- EXERCISE DETAILS
Repeat every entry exactly. Pictures stay out.

++++ INFORMATION PROVIDED

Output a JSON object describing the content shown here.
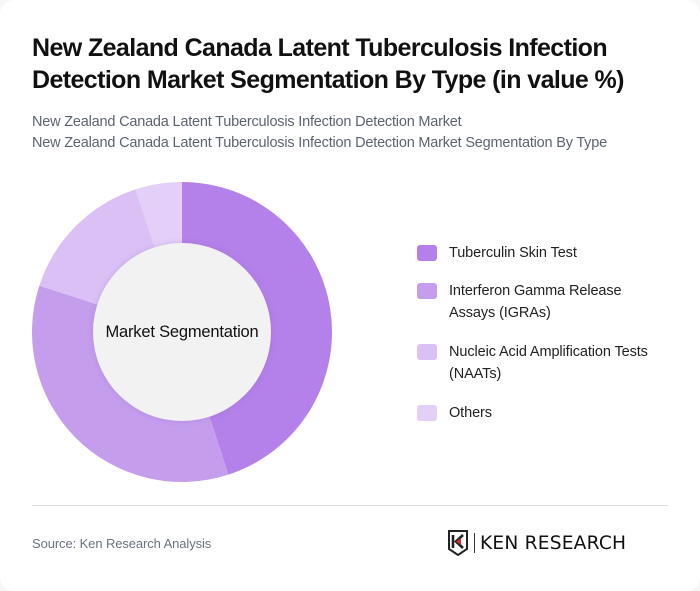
{
  "header": {
    "title": "New Zealand Canada Latent Tuberculosis Infection Detection Market Segmentation By Type (in value %)",
    "subtitle_line1": "New Zealand Canada Latent Tuberculosis Infection Detection Market",
    "subtitle_line2": "New Zealand Canada Latent Tuberculosis Infection Detection Market Segmentation By Type"
  },
  "chart": {
    "center_label": "Market Segmentation"
  },
  "legend": {
    "items": [
      {
        "label": "Tuberculin Skin Test",
        "color": "#b381e9"
      },
      {
        "label": "Interferon Gamma Release Assays (IGRAs)",
        "color": "#c49ded"
      },
      {
        "label": "Nucleic Acid Amplification Tests (NAATs)",
        "color": "#dbc0f5"
      },
      {
        "label": "Others",
        "color": "#e3cff8"
      }
    ]
  },
  "footer": {
    "source": "Source: Ken Research Analysis",
    "brand_name": "KEN RESEARCH"
  },
  "chart_data": {
    "type": "pie",
    "subtype": "donut",
    "title": "New Zealand Canada Latent Tuberculosis Infection Detection Market Segmentation By Type (in value %)",
    "subtitle": "New Zealand Canada Latent Tuberculosis Infection Detection Market Segmentation By Type",
    "center_label": "Market Segmentation",
    "categories": [
      "Tuberculin Skin Test",
      "Interferon Gamma Release Assays (IGRAs)",
      "Nucleic Acid Amplification Tests (NAATs)",
      "Others"
    ],
    "values": [
      45,
      35,
      15,
      5
    ],
    "unit": "%",
    "colors": [
      "#b381e9",
      "#c49ded",
      "#dbc0f5",
      "#e3cff8"
    ],
    "start_angle_deg": 0,
    "direction": "clockwise",
    "legend_position": "right",
    "data_labels_shown": false
  }
}
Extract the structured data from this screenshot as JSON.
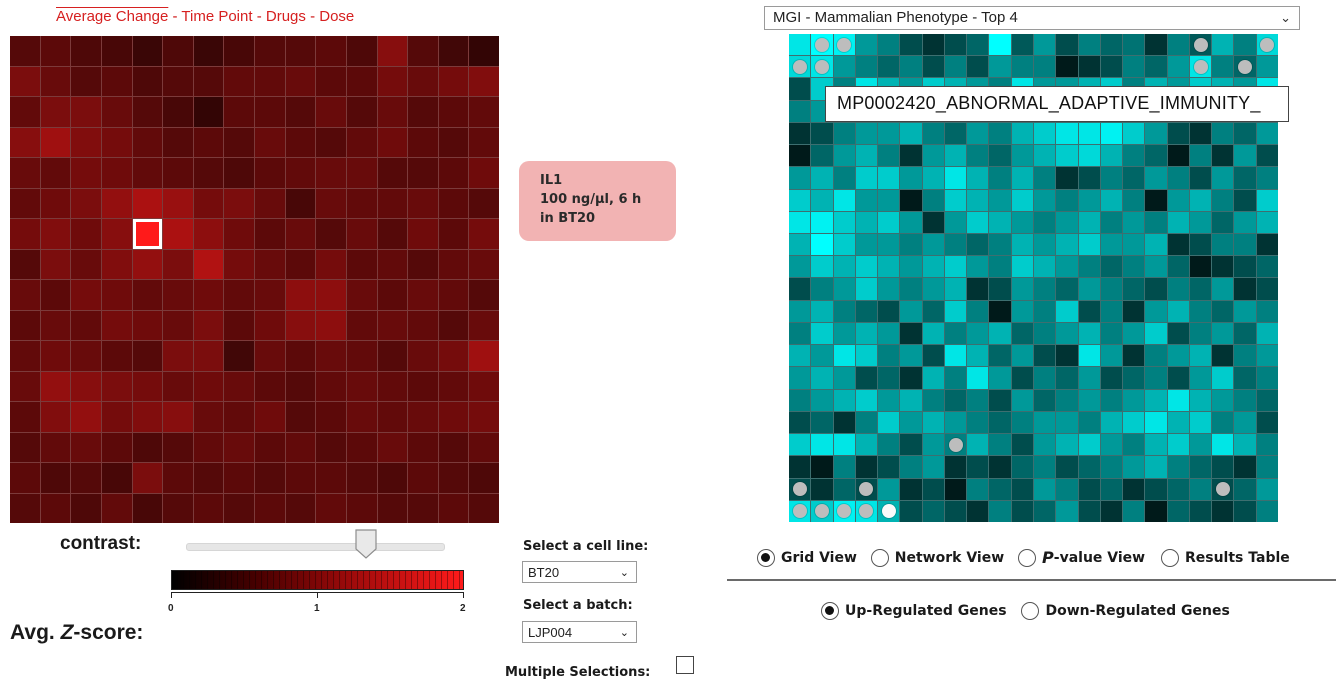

++++++++

- SOLUTION BELOW
Output a JSON object describing the content shown here.
{
  "header": {
    "title": "New Zealand Canada Latent Tuberculosis Infection Detection Market Segmentation By Type (in value %)",
    "subtitle_line1": "New Zealand Canada Latent Tuberculosis Infection Detection Market",
    "subtitle_line2": "New Zealand Canada Latent Tuberculosis Infection Detection Market Segmentation By Type"
  },
  "chart": {
    "center_label": "Market Segmentation"
  },
  "legend": {
    "items": [
      {
        "label": "Tuberculin Skin Test",
        "color": "#b381e9"
      },
      {
        "label": "Interferon Gamma Release Assays (IGRAs)",
        "color": "#c49ded"
      },
      {
        "label": "Nucleic Acid Amplification Tests (NAATs)",
        "color": "#dbc0f5"
      },
      {
        "label": "Others",
        "color": "#e3cff8"
      }
    ]
  },
  "footer": {
    "source": "Source: Ken Research Analysis",
    "brand_name": "KEN RESEARCH"
  },
  "chart_data": {
    "type": "pie",
    "subtype": "donut",
    "title": "New Zealand Canada Latent Tuberculosis Infection Detection Market Segmentation By Type (in value %)",
    "subtitle": "New Zealand Canada Latent Tuberculosis Infection Detection Market Segmentation By Type",
    "center_label": "Market Segmentation",
    "categories": [
      "Tuberculin Skin Test",
      "Interferon Gamma Release Assays (IGRAs)",
      "Nucleic Acid Amplification Tests (NAATs)",
      "Others"
    ],
    "values": [
      45,
      35,
      15,
      5
    ],
    "unit": "%",
    "colors": [
      "#b381e9",
      "#c49ded",
      "#dbc0f5",
      "#e3cff8"
    ],
    "start_angle_deg": 0,
    "direction": "clockwise",
    "legend_position": "right",
    "data_labels_shown": false
  }
}
Extract the structured data from this screenshot as JSON.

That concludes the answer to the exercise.